** START OF Listing **
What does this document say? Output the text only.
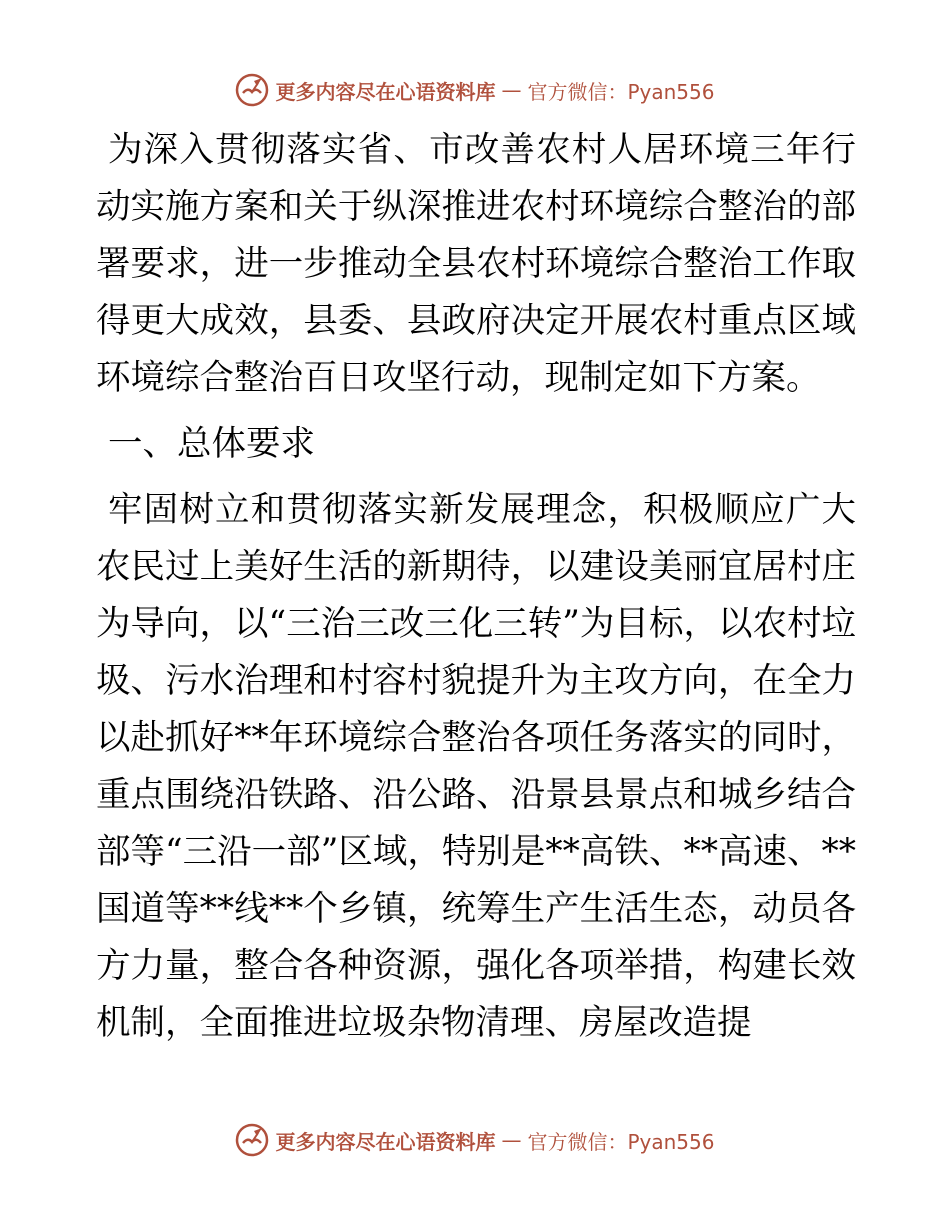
更多内容尽在心语资料库 — 官方微信：Pyan556

为深入贯彻落实省、市改善农村人居环境三年行动实施方案和关于纵深推进农村环境综合整治的部署要求，进一步推动全县农村环境综合整治工作取得更大成效，县委、县政府决定开展农村重点区域环境综合整治百日攻坚行动，现制定如下方案。

一、总体要求

牢固树立和贯彻落实新发展理念，积极顺应广大农民过上美好生活的新期待，以建设美丽宜居村庄为导向，以“三治三改三化三转”为目标，以农村垃圾、污水治理和村容村貌提升为主攻方向，在全力以赴抓好**年环境综合整治各项任务落实的同时，重点围绕沿铁路、沿公路、沿景县景点和城乡结合部等“三沿一部”区域，特别是**高铁、**高速、**国道等**线**个乡镇，统筹生产生活生态，动员各方力量，整合各种资源，强化各项举措，构建长效机制，全面推进垃圾杂物清理、房屋改造提

更多内容尽在心语资料库 — 官方微信：Pyan556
** END OF Listing **
**Aim**:
Copy the material shown above in full and exactly. Skip the pictures.

**Response to this task**:
What does this document say? Output the text only.
更多内容尽在心语资料库 — 官方微信：Pyan556

为深入贯彻落实省、市改善农村人居环境三年行动实施方案和关于纵深推进农村环境综合整治的部署要求，进一步推动全县农村环境综合整治工作取得更大成效，县委、县政府决定开展农村重点区域环境综合整治百日攻坚行动，现制定如下方案。

一、总体要求

牢固树立和贯彻落实新发展理念，积极顺应广大农民过上美好生活的新期待，以建设美丽宜居村庄为导向，以“三治三改三化三转”为目标，以农村垃圾、污水治理和村容村貌提升为主攻方向，在全力以赴抓好**年环境综合整治各项任务落实的同时，重点围绕沿铁路、沿公路、沿景县景点和城乡结合部等“三沿一部”区域，特别是**高铁、**高速、**国道等**线**个乡镇，统筹生产生活生态，动员各方力量，整合各种资源，强化各项举措，构建长效机制，全面推进垃圾杂物清理、房屋改造提

更多内容尽在心语资料库 — 官方微信：Pyan556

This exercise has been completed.